##### Exercise input

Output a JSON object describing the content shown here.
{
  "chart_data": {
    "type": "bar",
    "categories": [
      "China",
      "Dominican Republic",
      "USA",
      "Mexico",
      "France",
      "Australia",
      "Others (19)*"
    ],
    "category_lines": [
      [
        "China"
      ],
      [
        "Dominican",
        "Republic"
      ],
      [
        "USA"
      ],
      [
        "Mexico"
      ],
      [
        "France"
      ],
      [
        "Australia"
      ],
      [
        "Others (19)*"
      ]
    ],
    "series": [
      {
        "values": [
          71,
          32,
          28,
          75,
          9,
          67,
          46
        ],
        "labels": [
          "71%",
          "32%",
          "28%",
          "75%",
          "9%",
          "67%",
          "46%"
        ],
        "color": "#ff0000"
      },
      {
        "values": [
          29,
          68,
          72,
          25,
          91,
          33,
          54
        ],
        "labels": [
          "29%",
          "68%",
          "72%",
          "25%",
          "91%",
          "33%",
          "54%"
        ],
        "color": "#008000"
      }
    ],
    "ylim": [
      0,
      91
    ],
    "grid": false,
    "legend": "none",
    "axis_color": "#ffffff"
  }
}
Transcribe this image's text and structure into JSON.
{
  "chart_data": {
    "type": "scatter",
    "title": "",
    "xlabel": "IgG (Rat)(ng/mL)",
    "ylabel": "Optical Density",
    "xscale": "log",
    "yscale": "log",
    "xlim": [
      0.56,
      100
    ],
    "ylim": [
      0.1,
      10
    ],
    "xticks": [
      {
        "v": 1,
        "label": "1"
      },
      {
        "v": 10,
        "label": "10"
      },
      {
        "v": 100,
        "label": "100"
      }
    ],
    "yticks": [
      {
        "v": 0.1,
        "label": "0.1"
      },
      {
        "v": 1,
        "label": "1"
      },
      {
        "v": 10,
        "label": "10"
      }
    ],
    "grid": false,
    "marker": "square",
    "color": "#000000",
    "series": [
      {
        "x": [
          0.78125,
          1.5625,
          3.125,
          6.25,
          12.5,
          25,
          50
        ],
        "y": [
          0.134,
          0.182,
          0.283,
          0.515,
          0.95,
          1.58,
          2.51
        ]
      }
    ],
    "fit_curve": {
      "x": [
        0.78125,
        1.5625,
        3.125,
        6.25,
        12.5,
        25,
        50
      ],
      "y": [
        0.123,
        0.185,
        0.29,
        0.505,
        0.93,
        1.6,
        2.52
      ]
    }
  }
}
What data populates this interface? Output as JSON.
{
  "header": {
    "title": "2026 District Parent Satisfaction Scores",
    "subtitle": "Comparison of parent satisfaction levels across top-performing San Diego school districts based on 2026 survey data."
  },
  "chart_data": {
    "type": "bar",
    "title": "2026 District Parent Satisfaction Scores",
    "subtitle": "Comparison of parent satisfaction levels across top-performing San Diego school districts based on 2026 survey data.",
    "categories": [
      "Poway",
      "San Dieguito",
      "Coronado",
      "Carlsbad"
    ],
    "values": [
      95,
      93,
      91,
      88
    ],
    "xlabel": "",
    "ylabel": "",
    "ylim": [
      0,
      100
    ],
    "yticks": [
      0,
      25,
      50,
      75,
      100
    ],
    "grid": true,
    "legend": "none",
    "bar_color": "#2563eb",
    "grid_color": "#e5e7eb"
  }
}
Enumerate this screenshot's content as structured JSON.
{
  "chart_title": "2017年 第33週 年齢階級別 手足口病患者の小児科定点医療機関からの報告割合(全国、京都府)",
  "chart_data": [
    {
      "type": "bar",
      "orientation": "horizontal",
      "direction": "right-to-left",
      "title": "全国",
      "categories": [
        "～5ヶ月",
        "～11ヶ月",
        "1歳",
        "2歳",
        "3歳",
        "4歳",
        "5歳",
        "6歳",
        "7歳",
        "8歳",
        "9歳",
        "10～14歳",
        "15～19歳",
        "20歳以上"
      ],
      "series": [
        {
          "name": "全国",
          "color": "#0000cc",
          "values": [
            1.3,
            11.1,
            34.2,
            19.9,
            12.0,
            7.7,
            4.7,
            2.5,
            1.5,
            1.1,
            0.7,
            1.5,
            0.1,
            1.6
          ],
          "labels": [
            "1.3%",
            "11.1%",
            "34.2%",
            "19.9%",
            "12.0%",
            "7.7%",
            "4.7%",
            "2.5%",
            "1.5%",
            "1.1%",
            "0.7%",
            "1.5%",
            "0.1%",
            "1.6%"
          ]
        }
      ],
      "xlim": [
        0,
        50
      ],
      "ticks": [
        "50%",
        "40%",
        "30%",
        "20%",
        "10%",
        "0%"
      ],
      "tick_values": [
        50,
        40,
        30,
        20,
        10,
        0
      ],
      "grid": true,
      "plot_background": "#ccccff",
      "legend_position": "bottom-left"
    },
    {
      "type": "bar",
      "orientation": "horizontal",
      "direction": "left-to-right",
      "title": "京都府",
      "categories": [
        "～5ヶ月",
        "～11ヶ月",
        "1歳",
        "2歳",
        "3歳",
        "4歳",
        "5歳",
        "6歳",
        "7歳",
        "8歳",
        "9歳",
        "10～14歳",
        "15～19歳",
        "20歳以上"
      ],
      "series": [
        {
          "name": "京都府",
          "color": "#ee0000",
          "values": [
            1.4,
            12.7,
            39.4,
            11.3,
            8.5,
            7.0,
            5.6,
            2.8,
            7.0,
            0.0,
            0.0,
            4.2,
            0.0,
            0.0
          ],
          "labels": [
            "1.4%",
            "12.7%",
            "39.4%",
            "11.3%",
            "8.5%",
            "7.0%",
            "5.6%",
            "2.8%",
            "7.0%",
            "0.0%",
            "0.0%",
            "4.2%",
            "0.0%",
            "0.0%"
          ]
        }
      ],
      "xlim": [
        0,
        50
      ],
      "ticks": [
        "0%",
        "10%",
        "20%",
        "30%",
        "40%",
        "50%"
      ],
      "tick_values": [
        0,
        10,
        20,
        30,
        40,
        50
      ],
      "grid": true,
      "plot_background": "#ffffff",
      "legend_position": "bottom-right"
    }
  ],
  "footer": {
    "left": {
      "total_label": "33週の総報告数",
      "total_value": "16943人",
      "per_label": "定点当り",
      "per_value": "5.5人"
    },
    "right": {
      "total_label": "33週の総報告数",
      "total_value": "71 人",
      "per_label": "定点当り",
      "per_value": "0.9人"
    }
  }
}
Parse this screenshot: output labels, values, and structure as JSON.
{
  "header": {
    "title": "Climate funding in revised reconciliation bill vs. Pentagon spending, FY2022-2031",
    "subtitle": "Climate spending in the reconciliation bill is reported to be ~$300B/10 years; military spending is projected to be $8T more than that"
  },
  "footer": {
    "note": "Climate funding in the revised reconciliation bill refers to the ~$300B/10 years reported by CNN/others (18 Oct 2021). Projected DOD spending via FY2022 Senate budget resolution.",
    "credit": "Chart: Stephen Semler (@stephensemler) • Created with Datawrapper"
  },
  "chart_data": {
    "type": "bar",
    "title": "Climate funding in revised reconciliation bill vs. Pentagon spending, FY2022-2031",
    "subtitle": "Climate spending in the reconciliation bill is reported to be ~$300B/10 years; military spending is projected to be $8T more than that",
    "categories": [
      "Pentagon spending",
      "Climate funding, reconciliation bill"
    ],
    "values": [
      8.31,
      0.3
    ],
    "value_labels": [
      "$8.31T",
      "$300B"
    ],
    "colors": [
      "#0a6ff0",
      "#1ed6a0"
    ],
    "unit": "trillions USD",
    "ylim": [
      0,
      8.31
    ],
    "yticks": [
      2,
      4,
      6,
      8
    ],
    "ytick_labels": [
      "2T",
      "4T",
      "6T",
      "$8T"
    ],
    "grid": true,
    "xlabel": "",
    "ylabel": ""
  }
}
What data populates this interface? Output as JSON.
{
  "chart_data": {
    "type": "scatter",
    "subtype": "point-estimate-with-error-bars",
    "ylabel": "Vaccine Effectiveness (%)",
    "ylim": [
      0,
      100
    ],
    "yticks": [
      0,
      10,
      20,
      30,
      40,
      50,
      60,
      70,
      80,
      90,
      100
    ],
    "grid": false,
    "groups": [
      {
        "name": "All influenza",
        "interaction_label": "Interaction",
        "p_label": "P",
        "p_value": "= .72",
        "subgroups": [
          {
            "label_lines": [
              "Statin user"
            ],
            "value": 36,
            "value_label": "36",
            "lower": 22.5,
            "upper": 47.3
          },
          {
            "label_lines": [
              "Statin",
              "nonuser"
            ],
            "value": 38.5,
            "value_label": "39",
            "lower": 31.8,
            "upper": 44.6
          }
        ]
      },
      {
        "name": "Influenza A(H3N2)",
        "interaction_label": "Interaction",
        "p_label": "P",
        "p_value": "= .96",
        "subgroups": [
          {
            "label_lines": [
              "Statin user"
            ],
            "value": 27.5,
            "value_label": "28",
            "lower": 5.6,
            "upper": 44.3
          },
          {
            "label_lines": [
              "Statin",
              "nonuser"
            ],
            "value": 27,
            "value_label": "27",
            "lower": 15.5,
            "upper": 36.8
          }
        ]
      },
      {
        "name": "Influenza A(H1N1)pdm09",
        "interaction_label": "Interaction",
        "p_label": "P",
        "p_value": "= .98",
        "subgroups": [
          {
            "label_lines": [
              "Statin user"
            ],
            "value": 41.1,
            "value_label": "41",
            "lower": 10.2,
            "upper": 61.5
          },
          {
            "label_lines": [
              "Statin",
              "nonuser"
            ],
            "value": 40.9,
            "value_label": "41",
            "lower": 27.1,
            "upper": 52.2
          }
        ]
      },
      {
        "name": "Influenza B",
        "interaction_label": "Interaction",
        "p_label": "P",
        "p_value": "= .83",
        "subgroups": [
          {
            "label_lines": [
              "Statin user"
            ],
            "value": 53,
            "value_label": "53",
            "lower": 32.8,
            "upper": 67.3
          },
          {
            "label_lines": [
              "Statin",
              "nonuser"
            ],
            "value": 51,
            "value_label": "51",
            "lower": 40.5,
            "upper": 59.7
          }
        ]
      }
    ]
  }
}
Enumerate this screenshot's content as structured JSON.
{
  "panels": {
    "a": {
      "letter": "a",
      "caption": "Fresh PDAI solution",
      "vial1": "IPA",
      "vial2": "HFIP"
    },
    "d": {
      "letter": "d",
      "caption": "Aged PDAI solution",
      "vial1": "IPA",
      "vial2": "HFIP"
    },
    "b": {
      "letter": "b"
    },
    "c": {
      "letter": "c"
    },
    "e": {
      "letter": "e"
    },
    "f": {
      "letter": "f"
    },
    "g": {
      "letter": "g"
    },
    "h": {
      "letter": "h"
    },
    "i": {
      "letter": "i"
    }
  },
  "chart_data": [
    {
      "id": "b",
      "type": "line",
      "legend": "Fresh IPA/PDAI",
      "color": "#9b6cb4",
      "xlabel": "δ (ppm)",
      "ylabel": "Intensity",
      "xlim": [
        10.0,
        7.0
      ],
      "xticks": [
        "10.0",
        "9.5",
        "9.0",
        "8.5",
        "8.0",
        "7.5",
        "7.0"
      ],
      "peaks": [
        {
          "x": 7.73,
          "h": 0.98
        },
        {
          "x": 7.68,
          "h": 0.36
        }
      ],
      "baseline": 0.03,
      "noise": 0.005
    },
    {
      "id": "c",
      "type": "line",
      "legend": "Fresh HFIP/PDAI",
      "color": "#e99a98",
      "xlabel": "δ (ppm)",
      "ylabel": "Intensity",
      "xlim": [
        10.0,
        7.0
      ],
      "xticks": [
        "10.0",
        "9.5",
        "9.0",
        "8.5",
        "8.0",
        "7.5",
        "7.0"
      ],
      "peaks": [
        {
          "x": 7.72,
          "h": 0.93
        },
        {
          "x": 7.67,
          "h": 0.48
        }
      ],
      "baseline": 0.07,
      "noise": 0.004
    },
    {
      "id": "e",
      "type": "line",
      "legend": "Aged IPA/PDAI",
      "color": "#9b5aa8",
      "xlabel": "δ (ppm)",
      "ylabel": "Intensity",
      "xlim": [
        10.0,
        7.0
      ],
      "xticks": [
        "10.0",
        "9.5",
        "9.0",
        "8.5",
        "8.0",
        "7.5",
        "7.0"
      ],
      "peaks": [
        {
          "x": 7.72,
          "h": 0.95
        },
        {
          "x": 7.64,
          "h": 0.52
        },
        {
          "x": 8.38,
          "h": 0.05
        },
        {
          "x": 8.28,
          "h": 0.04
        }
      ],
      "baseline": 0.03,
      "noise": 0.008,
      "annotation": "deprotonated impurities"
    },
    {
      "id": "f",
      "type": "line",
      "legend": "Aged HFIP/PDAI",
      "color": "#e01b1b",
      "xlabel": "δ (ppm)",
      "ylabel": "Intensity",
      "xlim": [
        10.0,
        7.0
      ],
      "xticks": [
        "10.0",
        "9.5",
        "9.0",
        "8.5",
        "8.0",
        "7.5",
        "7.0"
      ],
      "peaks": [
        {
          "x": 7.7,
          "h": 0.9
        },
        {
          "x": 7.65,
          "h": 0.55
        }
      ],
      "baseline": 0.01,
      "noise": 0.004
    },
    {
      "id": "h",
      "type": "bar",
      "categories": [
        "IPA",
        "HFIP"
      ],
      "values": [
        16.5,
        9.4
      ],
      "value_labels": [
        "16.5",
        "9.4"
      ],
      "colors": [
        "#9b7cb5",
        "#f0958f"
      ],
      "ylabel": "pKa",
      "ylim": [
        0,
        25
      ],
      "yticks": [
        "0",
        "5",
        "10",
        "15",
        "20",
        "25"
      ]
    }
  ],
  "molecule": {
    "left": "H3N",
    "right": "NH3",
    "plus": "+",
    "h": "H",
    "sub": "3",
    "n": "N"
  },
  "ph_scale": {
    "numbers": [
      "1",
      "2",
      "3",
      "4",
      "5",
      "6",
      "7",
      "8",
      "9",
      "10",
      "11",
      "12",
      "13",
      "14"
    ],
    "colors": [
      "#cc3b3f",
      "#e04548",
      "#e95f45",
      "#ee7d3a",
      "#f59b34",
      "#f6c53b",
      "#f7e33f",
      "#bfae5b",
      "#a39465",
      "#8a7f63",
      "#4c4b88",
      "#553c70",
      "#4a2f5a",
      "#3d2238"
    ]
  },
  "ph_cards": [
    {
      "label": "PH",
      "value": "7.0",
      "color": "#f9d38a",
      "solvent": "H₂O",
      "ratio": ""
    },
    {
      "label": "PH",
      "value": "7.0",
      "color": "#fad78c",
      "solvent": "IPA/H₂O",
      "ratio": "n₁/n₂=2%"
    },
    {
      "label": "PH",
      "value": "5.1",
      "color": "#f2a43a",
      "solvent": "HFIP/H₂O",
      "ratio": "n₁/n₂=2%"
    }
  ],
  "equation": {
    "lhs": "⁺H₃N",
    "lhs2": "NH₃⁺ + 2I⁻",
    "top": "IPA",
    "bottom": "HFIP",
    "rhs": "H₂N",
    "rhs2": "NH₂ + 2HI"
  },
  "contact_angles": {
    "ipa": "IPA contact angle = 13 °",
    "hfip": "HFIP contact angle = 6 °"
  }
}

##########

▸ Stated goal
Lines containing "letter" are to be counted. State the total and add nothing.

▸ The solution
9